▶ [Exercise details]: Output all the material that follows, exactly as given.

▶ [Provided data]:
↓
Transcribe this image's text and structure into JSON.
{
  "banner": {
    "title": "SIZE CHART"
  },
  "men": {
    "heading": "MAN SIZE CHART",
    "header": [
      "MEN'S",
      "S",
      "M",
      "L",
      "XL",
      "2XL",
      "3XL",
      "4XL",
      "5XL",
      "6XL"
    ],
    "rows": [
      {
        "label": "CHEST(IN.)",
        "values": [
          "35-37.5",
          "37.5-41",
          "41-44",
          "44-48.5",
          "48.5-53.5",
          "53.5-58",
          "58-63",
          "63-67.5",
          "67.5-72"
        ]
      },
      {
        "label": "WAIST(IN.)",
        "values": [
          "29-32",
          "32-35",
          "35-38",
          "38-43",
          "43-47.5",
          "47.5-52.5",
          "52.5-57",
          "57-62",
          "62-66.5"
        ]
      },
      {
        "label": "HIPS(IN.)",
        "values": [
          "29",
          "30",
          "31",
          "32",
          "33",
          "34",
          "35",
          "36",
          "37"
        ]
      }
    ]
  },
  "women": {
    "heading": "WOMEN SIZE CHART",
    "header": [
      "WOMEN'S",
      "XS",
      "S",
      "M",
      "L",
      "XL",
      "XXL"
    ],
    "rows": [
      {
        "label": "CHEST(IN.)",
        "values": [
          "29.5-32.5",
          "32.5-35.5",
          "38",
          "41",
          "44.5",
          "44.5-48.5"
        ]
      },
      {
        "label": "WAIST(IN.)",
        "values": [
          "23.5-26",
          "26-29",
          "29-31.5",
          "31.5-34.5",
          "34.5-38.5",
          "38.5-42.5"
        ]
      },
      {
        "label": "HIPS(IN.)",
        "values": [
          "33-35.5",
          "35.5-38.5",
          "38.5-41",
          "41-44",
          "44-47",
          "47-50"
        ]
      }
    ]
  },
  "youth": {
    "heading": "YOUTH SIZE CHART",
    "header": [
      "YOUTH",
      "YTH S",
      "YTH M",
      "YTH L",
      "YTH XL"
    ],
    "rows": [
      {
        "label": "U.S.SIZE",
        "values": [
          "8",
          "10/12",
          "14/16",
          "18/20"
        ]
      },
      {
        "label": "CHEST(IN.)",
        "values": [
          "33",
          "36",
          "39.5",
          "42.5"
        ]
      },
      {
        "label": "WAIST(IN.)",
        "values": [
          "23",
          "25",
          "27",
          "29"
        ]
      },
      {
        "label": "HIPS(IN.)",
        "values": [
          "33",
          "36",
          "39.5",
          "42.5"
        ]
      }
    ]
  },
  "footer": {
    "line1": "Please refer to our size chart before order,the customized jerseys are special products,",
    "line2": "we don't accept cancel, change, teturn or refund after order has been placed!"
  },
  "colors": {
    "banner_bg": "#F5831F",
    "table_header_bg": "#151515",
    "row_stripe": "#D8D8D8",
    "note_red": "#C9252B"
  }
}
↑
▶ [The response]:
Transcribe this image's text and structure into JSON.
{
  "banner": {
    "title": "SIZE CHART"
  },
  "men": {
    "heading": "MAN SIZE CHART",
    "header": [
      "MEN'S",
      "S",
      "M",
      "L",
      "XL",
      "2XL",
      "3XL",
      "4XL",
      "5XL",
      "6XL"
    ],
    "rows": [
      {
        "label": "CHEST(IN.)",
        "values": [
          "35-37.5",
          "37.5-41",
          "41-44",
          "44-48.5",
          "48.5-53.5",
          "53.5-58",
          "58-63",
          "63-67.5",
          "67.5-72"
        ]
      },
      {
        "label": "WAIST(IN.)",
        "values": [
          "29-32",
          "32-35",
          "35-38",
          "38-43",
          "43-47.5",
          "47.5-52.5",
          "52.5-57",
          "57-62",
          "62-66.5"
        ]
      },
      {
        "label": "HIPS(IN.)",
        "values": [
          "29",
          "30",
          "31",
          "32",
          "33",
          "34",
          "35",
          "36",
          "37"
        ]
      }
    ]
  },
  "women": {
    "heading": "WOMEN SIZE CHART",
    "header": [
      "WOMEN'S",
      "XS",
      "S",
      "M",
      "L",
      "XL",
      "XXL"
    ],
    "rows": [
      {
        "label": "CHEST(IN.)",
        "values": [
          "29.5-32.5",
          "32.5-35.5",
          "38",
          "41",
          "44.5",
          "44.5-48.5"
        ]
      },
      {
        "label": "WAIST(IN.)",
        "values": [
          "23.5-26",
          "26-29",
          "29-31.5",
          "31.5-34.5",
          "34.5-38.5",
          "38.5-42.5"
        ]
      },
      {
        "label": "HIPS(IN.)",
        "values": [
          "33-35.5",
          "35.5-38.5",
          "38.5-41",
          "41-44",
          "44-47",
          "47-50"
        ]
      }
    ]
  },
  "youth": {
    "heading": "YOUTH SIZE CHART",
    "header": [
      "YOUTH",
      "YTH S",
      "YTH M",
      "YTH L",
      "YTH XL"
    ],
    "rows": [
      {
        "label": "U.S.SIZE",
        "values": [
          "8",
          "10/12",
          "14/16",
          "18/20"
        ]
      },
      {
        "label": "CHEST(IN.)",
        "values": [
          "33",
          "36",
          "39.5",
          "42.5"
        ]
      },
      {
        "label": "WAIST(IN.)",
        "values": [
          "23",
          "25",
          "27",
          "29"
        ]
      },
      {
        "label": "HIPS(IN.)",
        "values": [
          "33",
          "36",
          "39.5",
          "42.5"
        ]
      }
    ]
  },
  "footer": {
    "line1": "Please refer to our size chart before order,the customized jerseys are special products,",
    "line2": "we don't accept cancel, change, teturn or refund after order has been placed!"
  },
  "colors": {
    "banner_bg": "#F5831F",
    "table_header_bg": "#151515",
    "row_stripe": "#D8D8D8",
    "note_red": "#C9252B"
  }
}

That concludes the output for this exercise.